== TEXT SECTION ==

+===+

Which features of both chosen products receive the highest number of  positive/negative/neutral feedbacks?


---

## Part 1: Data acquisition

In this first part, we use `requests` and `Xpath` to mine data from the reviews page of 2 vacuum cleaners that are sold on `bestbuy.com`

In [1]:
#import neccessary Python libraries and packages
import os
import io
import sys
import importlib
import pandas as pd
from lxml import etree
import requests

htmlparser =  etree.HTMLParser() # Use a custom HTML parser to parse the response content into an XML Element

datadir = 'data'

During the mining process, we clarify `User-Agent` in order to avoid being identified as robot and being blocked from the website and store in `header` variable.

In [2]:
header = {"User-Agent": "Mozilla/5.0 (Macintosh; Intel Mac OS X 10_15_7) AppleWebKit/605.1.15 (KHTML, like Gecko) Version/15.6.1 Safari/605.1.15"}

---

### 1. Mining process for Hoover Vacuum

**Data description:** Our first dataset, we retrieve customers reviews and relevant information from the reviews pages of Hoover Vacuum on `bestbuy.com`. The dataset has 6 columns represent 6 types of information we get from the reviews product pages: 
  - `UserID`: represents the unique ID of each customers that provided reviews for the product
  - `Time`: the time each review was posted
  - `Ratings` : ratings the customers gave for their experience with the products (out of 5)
  - `Helpful scores` : number of votes indicating that the review was helpful
  - `Unhelpful scores`: number of votes indicating that the review was unhelpful
  - `Reviews`: review text of each customer


**Data Mining Process:** 
We first retrieve data from the webpage using `requests.get`. We clarify our `User-Agent` using `headers` parameter in `request.get` call. Since there are multiple pages exhibiting customers reviews for Hoover vacuum, we use `for loop` to traverse through all the review pages. We store response for each page as `response1` and append them into the `pages1` list. On each review page, we use `xpath` to gather information needed and store the data in corresponding lists.

+===+

== RECORDS ==
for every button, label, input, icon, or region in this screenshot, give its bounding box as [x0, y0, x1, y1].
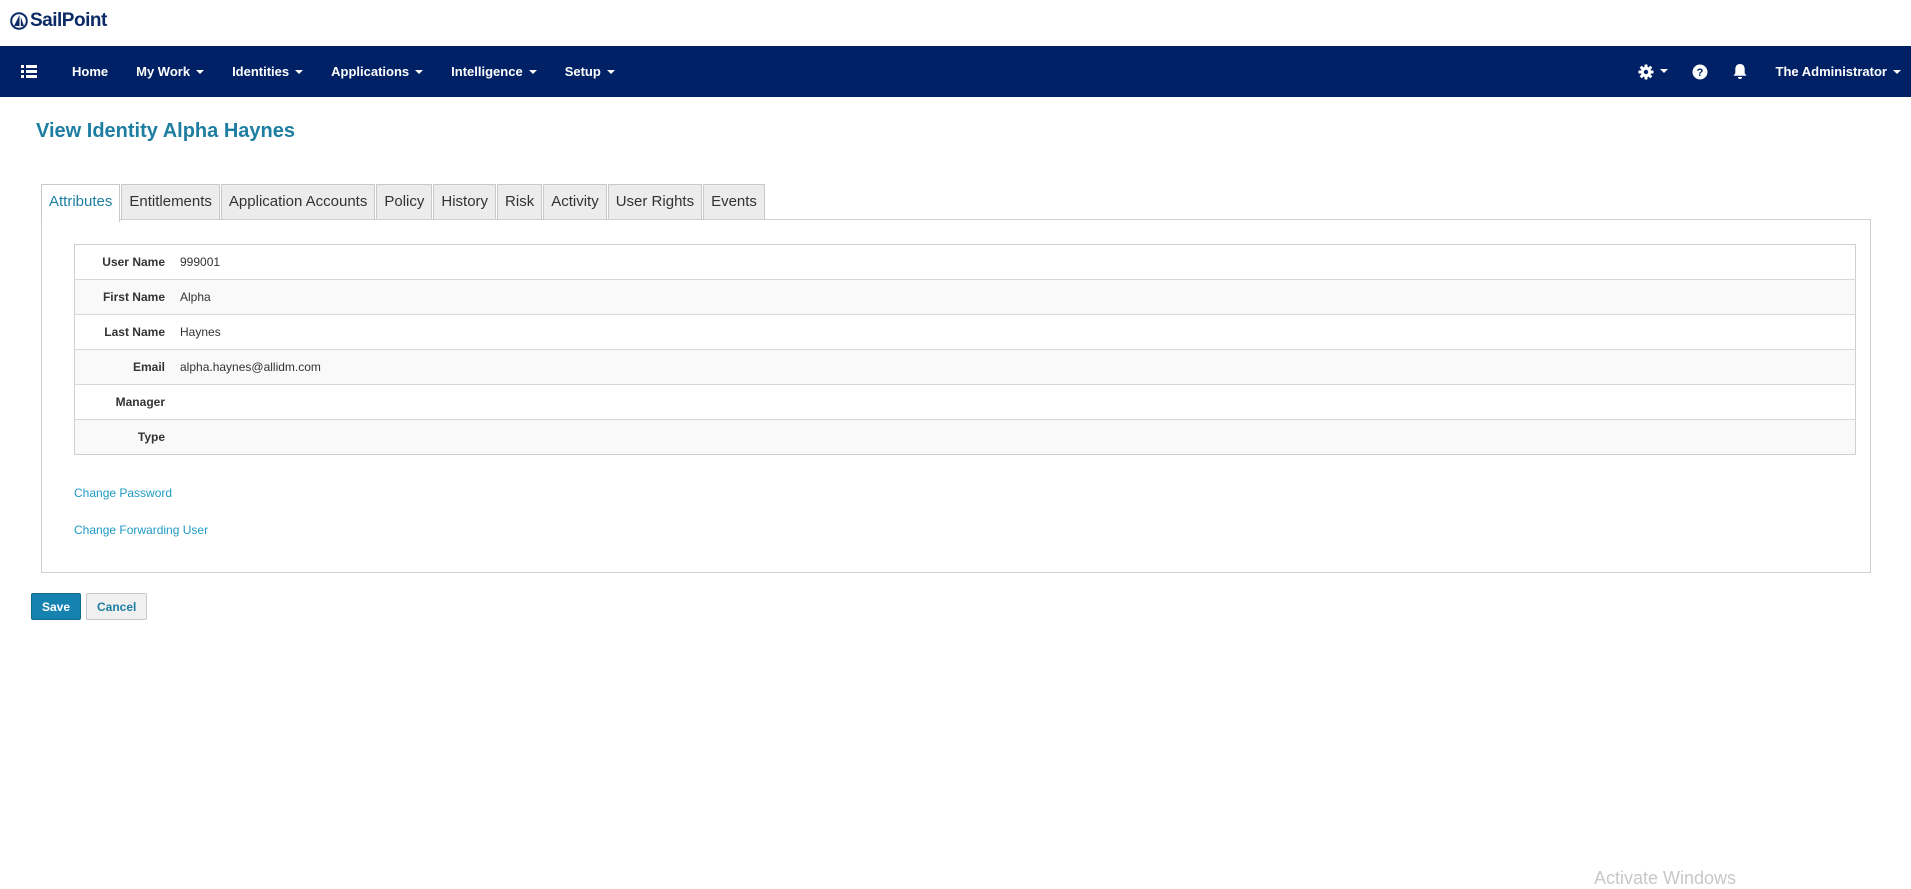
- caret-down-icon: [528, 69, 537, 74]
- attribute-label: User Name: [102, 255, 165, 269]
- caret-down-icon: [606, 69, 615, 74]
- change-password-link[interactable]: Change Password: [74, 486, 172, 500]
- tab-events[interactable]: Events: [703, 184, 765, 219]
- attribute-value: [174, 420, 1856, 455]
- attribute-label: Manager: [115, 395, 165, 409]
- nav-setup-label: Setup: [564, 64, 601, 79]
- save-button[interactable]: Save: [31, 593, 81, 620]
- page-title: View Identity Alpha Haynes: [36, 120, 295, 142]
- logo-text: SailPoint: [30, 10, 107, 31]
- attribute-value: alpha.haynes@allidm.com: [180, 360, 321, 374]
- caret-down-icon: [196, 69, 205, 74]
- attribute-label: Type: [137, 430, 165, 444]
- nav-identities-label: Identities: [232, 64, 290, 79]
- nav-home-label: Home: [72, 64, 109, 79]
- settings-menu-button[interactable]: [1626, 46, 1680, 97]
- nav-home[interactable]: Home: [58, 46, 122, 97]
- table-row: User Name 999001: [74, 245, 1856, 280]
- gear-icon: [1638, 64, 1654, 79]
- table-row: Email alpha.haynes@allidm.com: [74, 349, 1856, 385]
- tab-application-accounts[interactable]: Application Accounts: [220, 184, 376, 219]
- nav-my-work-label: My Work: [136, 64, 191, 79]
- identity-tabs: Attributes Entitlements Application Acco…: [41, 184, 766, 222]
- tab-user-rights[interactable]: User Rights: [607, 184, 703, 219]
- cancel-button[interactable]: Cancel: [86, 593, 147, 620]
- help-button[interactable]: ?: [1680, 46, 1720, 97]
- attribute-value: [174, 385, 1856, 420]
- user-name: The Administrator: [1775, 64, 1887, 79]
- attribute-value: Alpha: [180, 290, 211, 304]
- table-row: Type: [74, 419, 1856, 455]
- windows-activation-watermark: Activate Windows: [1594, 868, 1737, 888]
- sailpoint-logo[interactable]: SailPoint: [10, 10, 107, 32]
- notifications-button[interactable]: [1720, 46, 1760, 97]
- attribute-value: 999001: [180, 255, 221, 269]
- nav-setup[interactable]: Setup: [551, 46, 629, 97]
- caret-down-icon: [295, 69, 304, 74]
- main-navbar: Home My Work Identities Applications Int…: [0, 46, 1911, 97]
- list-menu-icon[interactable]: [0, 46, 58, 97]
- tab-activity[interactable]: Activity: [543, 184, 607, 219]
- table-row: Last Name Haynes: [74, 315, 1856, 350]
- attribute-label: Last Name: [104, 325, 165, 339]
- tab-entitlements[interactable]: Entitlements: [121, 184, 220, 219]
- nav-intelligence[interactable]: Intelligence: [437, 46, 551, 97]
- attribute-value: Haynes: [180, 325, 221, 339]
- attribute-label: First Name: [102, 290, 165, 304]
- attribute-label: Email: [132, 360, 165, 374]
- nav-identities[interactable]: Identities: [218, 46, 317, 97]
- nav-applications-label: Applications: [331, 64, 410, 79]
- nav-my-work[interactable]: My Work: [122, 46, 218, 97]
- logo-bar: SailPoint: [0, 0, 1911, 46]
- tab-history[interactable]: History: [433, 184, 497, 219]
- tab-attributes[interactable]: Attributes: [41, 184, 121, 222]
- svg-text:?: ?: [1696, 67, 1703, 79]
- attributes-panel: User Name 999001 First Name Alpha Last N…: [41, 219, 1871, 573]
- table-row: First Name Alpha: [74, 279, 1856, 315]
- nav-intelligence-label: Intelligence: [451, 64, 523, 79]
- change-forwarding-user-link[interactable]: Change Forwarding User: [74, 523, 208, 537]
- user-menu[interactable]: The Administrator: [1760, 46, 1911, 97]
- tab-policy[interactable]: Policy: [376, 184, 433, 219]
- attributes-table: User Name 999001 First Name Alpha Last N…: [74, 244, 1856, 455]
- caret-down-icon: [415, 69, 424, 74]
- help-icon: ?: [1692, 64, 1708, 79]
- tab-risk[interactable]: Risk: [497, 184, 543, 219]
- caret-down-icon: [1659, 68, 1668, 73]
- caret-down-icon: [1893, 69, 1901, 74]
- nav-applications[interactable]: Applications: [317, 46, 437, 97]
- sailpoint-logo-icon: [10, 12, 28, 30]
- table-row: Manager: [74, 385, 1856, 420]
- bell-icon: [1733, 64, 1747, 79]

+===+

== TASKS TO PERFORM ==
a) Transcribe a passage of the review-mining text, beginning at the words "### 1. Mining" and stopping after "products (out of 5)".
b) Pick up the review-mining text after its last sentence and write what comes next.

== PER-TASK ANSWERS ==
a)
### 1. Mining process for Hoover Vacuum

**Data description:** Our first dataset, we retrieve customers reviews and relevant information from the reviews pages of Hoover Vacuum on `bestbuy.com`. The dataset has 6 columns represent 6 types of information we get from the reviews product pages: 
  - `UserID`: represents the unique ID of each customers that provided reviews for the product
  - `Time`: the time each review was posted
  - `Ratings` : ratings the customers gave for their experience with the products (out of 5)

b)
In [3]:
# Traverse through HTML of multiple review pages and retreive page's root
pages1 = []
for i in range (1,3):
    url = "https://www.bestbuy.com/site/reviews/hoover-windtunnel-2-whole-home-rewind-cobalt-blue-iron-ore/6138362?variant=A&skuId=6138362&page={}"
    response1 = requests.get(url.format(i), headers = header)
    pages1.append(response1) #store all page's roots in a list
    assert response1.status_code == 200


# Create different list to store differnt types of information 
rating1 = []
times1 = []
helpful1 =[]
unhelpful1 = []
userid1 = []
comment1=[]
roots1 = []

# Loop through each root we have gained from above to mine the needed data
for page in pages1:
    tree1 = etree.parse(io.BytesIO(page.content), htmlparser)
    root1 = tree1.getroot()
    roots1 += root1
    path1 = '//*[@id="reviews-accordion"]/div[1]/ul'
    bb1 = root1.xpath(path1)[0]
    r1 = bb1.xpath('.//div[1]/p/text()')
    rating1 += r1
    t1 = bb1.xpath('.//div[@class="posted-date-ownership disclaimer v-m-right-xxs"]/time/@title')
    times1 += t1
    cmt1 = bb1.xpath('//div[@class="ugc-review-body"]/p/text()')
    comment1 += cmt1
    h1 = bb1.xpath('//div[@class="feedback-display"]/button[1]/text()')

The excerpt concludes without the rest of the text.